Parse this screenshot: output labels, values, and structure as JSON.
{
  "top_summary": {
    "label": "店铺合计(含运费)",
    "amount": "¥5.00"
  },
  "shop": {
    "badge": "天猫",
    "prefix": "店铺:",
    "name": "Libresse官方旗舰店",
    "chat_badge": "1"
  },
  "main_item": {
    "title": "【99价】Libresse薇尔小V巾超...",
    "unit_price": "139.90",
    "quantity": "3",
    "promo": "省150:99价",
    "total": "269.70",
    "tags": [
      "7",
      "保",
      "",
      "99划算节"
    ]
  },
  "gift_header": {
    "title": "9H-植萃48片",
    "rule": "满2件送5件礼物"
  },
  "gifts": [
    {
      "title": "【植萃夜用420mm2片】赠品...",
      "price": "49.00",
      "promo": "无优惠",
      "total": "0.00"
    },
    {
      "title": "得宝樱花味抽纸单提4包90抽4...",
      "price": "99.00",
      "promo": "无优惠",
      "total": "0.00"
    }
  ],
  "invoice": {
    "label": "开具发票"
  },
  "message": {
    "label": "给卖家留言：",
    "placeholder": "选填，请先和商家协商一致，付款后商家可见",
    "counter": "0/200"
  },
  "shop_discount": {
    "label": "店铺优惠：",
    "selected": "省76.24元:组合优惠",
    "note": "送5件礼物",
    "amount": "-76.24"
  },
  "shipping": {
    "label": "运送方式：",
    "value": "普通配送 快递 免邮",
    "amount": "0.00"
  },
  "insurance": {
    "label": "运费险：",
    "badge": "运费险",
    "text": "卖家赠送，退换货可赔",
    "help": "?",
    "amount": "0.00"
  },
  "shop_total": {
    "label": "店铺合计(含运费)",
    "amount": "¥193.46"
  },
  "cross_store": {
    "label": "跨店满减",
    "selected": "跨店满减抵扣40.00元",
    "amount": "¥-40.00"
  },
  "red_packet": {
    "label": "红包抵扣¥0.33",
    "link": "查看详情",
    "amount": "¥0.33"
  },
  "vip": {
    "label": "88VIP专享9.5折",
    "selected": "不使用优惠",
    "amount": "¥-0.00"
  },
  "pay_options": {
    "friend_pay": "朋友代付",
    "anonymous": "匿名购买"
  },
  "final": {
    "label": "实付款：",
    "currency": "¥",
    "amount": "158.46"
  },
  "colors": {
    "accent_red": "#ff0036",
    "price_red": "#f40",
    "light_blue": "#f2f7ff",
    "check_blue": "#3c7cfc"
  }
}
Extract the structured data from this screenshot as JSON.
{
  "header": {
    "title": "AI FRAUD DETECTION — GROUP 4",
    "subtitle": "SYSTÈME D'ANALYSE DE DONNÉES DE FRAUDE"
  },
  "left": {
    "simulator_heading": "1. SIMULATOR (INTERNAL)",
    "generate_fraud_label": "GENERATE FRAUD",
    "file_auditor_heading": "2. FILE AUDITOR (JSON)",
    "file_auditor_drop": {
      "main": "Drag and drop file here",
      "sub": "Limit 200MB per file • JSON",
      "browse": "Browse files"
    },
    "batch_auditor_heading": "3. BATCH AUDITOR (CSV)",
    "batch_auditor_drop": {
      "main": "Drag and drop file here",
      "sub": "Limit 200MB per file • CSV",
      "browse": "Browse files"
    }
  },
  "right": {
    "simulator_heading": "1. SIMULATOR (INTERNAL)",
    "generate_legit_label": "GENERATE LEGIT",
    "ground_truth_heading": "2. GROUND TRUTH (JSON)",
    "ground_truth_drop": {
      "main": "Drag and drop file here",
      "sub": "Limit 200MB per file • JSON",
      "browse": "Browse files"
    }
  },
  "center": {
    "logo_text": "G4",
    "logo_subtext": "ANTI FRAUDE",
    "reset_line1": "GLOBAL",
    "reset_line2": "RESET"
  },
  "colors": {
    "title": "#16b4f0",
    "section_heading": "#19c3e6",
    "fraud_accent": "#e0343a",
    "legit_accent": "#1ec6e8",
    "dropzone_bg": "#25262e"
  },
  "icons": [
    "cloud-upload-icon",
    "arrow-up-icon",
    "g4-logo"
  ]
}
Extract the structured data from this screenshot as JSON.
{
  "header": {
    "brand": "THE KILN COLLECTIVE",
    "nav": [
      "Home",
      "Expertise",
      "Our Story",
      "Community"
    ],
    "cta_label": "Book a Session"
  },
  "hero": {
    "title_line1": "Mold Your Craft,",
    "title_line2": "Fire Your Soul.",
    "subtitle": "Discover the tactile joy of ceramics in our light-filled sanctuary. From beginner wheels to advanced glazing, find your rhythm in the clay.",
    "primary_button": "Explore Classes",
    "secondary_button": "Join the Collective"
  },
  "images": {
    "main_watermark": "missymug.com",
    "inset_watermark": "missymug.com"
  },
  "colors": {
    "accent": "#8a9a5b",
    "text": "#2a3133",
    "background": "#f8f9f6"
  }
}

================================

**Goal:** From the entries above, list each line with "selected" in it.

**Solution:**
    "selected": "省76.24元:组合优惠",
    "selected": "跨店满减抵扣40.00元",
    "selected": "不使用优惠",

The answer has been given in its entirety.